Begin

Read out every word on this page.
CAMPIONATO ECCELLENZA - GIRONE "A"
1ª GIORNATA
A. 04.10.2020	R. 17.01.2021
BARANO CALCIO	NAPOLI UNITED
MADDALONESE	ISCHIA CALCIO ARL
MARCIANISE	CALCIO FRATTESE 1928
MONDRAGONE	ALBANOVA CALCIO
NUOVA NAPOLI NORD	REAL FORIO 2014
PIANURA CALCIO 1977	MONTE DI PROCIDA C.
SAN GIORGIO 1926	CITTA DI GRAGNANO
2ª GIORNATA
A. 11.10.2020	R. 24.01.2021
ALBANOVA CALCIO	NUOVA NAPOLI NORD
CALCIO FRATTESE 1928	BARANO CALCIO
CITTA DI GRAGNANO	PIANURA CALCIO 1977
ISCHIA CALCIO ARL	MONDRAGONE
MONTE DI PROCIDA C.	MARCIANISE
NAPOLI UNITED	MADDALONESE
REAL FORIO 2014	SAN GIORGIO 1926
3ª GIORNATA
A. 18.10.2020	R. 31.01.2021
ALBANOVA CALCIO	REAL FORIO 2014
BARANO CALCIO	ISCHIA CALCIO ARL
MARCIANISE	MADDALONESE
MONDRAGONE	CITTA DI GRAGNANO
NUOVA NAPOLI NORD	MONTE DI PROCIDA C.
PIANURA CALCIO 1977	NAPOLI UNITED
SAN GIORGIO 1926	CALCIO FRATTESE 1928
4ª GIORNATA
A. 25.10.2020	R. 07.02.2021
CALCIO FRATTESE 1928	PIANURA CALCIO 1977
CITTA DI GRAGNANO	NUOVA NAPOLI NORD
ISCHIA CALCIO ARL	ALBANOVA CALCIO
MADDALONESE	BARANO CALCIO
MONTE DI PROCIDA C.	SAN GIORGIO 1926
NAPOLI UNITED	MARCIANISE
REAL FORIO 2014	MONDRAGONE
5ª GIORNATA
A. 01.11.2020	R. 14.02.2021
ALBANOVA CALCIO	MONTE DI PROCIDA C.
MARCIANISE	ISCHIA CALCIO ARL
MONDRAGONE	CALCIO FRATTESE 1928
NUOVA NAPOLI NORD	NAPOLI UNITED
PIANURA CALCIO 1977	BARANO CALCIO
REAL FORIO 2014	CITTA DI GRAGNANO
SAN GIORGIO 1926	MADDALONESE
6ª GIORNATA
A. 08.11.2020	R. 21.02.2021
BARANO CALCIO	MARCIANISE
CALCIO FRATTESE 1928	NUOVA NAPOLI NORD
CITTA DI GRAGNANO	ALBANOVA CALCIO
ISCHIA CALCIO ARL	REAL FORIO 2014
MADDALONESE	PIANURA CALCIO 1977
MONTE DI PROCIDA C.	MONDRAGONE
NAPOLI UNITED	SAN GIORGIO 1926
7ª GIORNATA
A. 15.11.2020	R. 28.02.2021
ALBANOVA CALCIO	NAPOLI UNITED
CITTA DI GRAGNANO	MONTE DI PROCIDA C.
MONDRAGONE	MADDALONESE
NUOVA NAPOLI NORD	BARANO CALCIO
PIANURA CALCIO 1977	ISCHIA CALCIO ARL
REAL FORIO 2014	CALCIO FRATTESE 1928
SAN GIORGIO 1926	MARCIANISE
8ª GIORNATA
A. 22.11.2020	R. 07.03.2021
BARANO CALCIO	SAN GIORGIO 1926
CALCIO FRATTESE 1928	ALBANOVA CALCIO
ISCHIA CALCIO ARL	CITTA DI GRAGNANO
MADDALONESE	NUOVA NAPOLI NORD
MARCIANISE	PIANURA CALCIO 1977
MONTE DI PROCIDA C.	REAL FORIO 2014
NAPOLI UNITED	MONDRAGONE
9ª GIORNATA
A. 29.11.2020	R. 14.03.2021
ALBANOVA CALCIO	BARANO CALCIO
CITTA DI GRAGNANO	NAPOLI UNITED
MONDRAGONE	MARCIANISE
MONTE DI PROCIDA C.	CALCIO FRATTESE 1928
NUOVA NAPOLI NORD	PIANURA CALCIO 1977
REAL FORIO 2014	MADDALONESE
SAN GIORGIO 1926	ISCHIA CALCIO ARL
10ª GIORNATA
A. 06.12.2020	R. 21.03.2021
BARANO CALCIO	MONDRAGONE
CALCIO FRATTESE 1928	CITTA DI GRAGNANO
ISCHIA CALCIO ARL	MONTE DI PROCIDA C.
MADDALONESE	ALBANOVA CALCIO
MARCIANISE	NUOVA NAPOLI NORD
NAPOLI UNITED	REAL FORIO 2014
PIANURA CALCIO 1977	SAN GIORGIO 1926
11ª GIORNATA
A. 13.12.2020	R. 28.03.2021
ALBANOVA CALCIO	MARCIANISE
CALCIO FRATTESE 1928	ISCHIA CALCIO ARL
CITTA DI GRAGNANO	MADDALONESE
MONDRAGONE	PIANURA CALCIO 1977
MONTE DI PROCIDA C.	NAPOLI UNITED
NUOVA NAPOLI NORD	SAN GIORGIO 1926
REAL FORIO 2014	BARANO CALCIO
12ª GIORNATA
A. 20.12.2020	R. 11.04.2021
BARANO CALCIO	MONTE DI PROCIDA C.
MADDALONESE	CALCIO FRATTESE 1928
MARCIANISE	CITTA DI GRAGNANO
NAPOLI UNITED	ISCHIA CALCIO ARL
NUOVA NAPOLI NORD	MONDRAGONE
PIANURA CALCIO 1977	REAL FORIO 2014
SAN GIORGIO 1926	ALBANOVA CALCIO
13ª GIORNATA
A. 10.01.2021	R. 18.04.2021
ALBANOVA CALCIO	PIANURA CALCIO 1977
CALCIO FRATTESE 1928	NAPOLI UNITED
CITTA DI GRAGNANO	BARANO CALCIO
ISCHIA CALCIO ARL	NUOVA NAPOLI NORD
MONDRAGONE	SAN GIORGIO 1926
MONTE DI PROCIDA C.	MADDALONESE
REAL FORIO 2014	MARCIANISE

End

§ **TASK STATEMENT**
Type out the entries again, word for word.

§ **THE RESULT**
Read out every word on this page.
CAMPIONATO ECCELLENZA - GIRONE "A"
1ª GIORNATA
A. 04.10.2020	R. 17.01.2021
BARANO CALCIO	NAPOLI UNITED
MADDALONESE	ISCHIA CALCIO ARL
MARCIANISE	CALCIO FRATTESE 1928
MONDRAGONE	ALBANOVA CALCIO
NUOVA NAPOLI NORD	REAL FORIO 2014
PIANURA CALCIO 1977	MONTE DI PROCIDA C.
SAN GIORGIO 1926	CITTA DI GRAGNANO
2ª GIORNATA
A. 11.10.2020	R. 24.01.2021
ALBANOVA CALCIO	NUOVA NAPOLI NORD
CALCIO FRATTESE 1928	BARANO CALCIO
CITTA DI GRAGNANO	PIANURA CALCIO 1977
ISCHIA CALCIO ARL	MONDRAGONE
MONTE DI PROCIDA C.	MARCIANISE
NAPOLI UNITED	MADDALONESE
REAL FORIO 2014	SAN GIORGIO 1926
3ª GIORNATA
A. 18.10.2020	R. 31.01.2021
ALBANOVA CALCIO	REAL FORIO 2014
BARANO CALCIO	ISCHIA CALCIO ARL
MARCIANISE	MADDALONESE
MONDRAGONE	CITTA DI GRAGNANO
NUOVA NAPOLI NORD	MONTE DI PROCIDA C.
PIANURA CALCIO 1977	NAPOLI UNITED
SAN GIORGIO 1926	CALCIO FRATTESE 1928
4ª GIORNATA
A. 25.10.2020	R. 07.02.2021
CALCIO FRATTESE 1928	PIANURA CALCIO 1977
CITTA DI GRAGNANO	NUOVA NAPOLI NORD
ISCHIA CALCIO ARL	ALBANOVA CALCIO
MADDALONESE	BARANO CALCIO
MONTE DI PROCIDA C.	SAN GIORGIO 1926
NAPOLI UNITED	MARCIANISE
REAL FORIO 2014	MONDRAGONE
5ª GIORNATA
A. 01.11.2020	R. 14.02.2021
ALBANOVA CALCIO	MONTE DI PROCIDA C.
MARCIANISE	ISCHIA CALCIO ARL
MONDRAGONE	CALCIO FRATTESE 1928
NUOVA NAPOLI NORD	NAPOLI UNITED
PIANURA CALCIO 1977	BARANO CALCIO
REAL FORIO 2014	CITTA DI GRAGNANO
SAN GIORGIO 1926	MADDALONESE
6ª GIORNATA
A. 08.11.2020	R. 21.02.2021
BARANO CALCIO	MARCIANISE
CALCIO FRATTESE 1928	NUOVA NAPOLI NORD
CITTA DI GRAGNANO	ALBANOVA CALCIO
ISCHIA CALCIO ARL	REAL FORIO 2014
MADDALONESE	PIANURA CALCIO 1977
MONTE DI PROCIDA C.	MONDRAGONE
NAPOLI UNITED	SAN GIORGIO 1926
7ª GIORNATA
A. 15.11.2020	R. 28.02.2021
ALBANOVA CALCIO	NAPOLI UNITED
CITTA DI GRAGNANO	MONTE DI PROCIDA C.
MONDRAGONE	MADDALONESE
NUOVA NAPOLI NORD	BARANO CALCIO
PIANURA CALCIO 1977	ISCHIA CALCIO ARL
REAL FORIO 2014	CALCIO FRATTESE 1928
SAN GIORGIO 1926	MARCIANISE
8ª GIORNATA
A. 22.11.2020	R. 07.03.2021
BARANO CALCIO	SAN GIORGIO 1926
CALCIO FRATTESE 1928	ALBANOVA CALCIO
ISCHIA CALCIO ARL	CITTA DI GRAGNANO
MADDALONESE	NUOVA NAPOLI NORD
MARCIANISE	PIANURA CALCIO 1977
MONTE DI PROCIDA C.	REAL FORIO 2014
NAPOLI UNITED	MONDRAGONE
9ª GIORNATA
A. 29.11.2020	R. 14.03.2021
ALBANOVA CALCIO	BARANO CALCIO
CITTA DI GRAGNANO	NAPOLI UNITED
MONDRAGONE	MARCIANISE
MONTE DI PROCIDA C.	CALCIO FRATTESE 1928
NUOVA NAPOLI NORD	PIANURA CALCIO 1977
REAL FORIO 2014	MADDALONESE
SAN GIORGIO 1926	ISCHIA CALCIO ARL
10ª GIORNATA
A. 06.12.2020	R. 21.03.2021
BARANO CALCIO	MONDRAGONE
CALCIO FRATTESE 1928	CITTA DI GRAGNANO
ISCHIA CALCIO ARL	MONTE DI PROCIDA C.
MADDALONESE	ALBANOVA CALCIO
MARCIANISE	NUOVA NAPOLI NORD
NAPOLI UNITED	REAL FORIO 2014
PIANURA CALCIO 1977	SAN GIORGIO 1926
11ª GIORNATA
A. 13.12.2020	R. 28.03.2021
ALBANOVA CALCIO	MARCIANISE
CALCIO FRATTESE 1928	ISCHIA CALCIO ARL
CITTA DI GRAGNANO	MADDALONESE
MONDRAGONE	PIANURA CALCIO 1977
MONTE DI PROCIDA C.	NAPOLI UNITED
NUOVA NAPOLI NORD	SAN GIORGIO 1926
REAL FORIO 2014	BARANO CALCIO
12ª GIORNATA
A. 20.12.2020	R. 11.04.2021
BARANO CALCIO	MONTE DI PROCIDA C.
MADDALONESE	CALCIO FRATTESE 1928
MARCIANISE	CITTA DI GRAGNANO
NAPOLI UNITED	ISCHIA CALCIO ARL
NUOVA NAPOLI NORD	MONDRAGONE
PIANURA CALCIO 1977	REAL FORIO 2014
SAN GIORGIO 1926	ALBANOVA CALCIO
13ª GIORNATA
A. 10.01.2021	R. 18.04.2021
ALBANOVA CALCIO	PIANURA CALCIO 1977
CALCIO FRATTESE 1928	NAPOLI UNITED
CITTA DI GRAGNANO	BARANO CALCIO
ISCHIA CALCIO ARL	NUOVA NAPOLI NORD
MONDRAGONE	SAN GIORGIO 1926
MONTE DI PROCIDA C.	MADDALONESE
REAL FORIO 2014	MARCIANISE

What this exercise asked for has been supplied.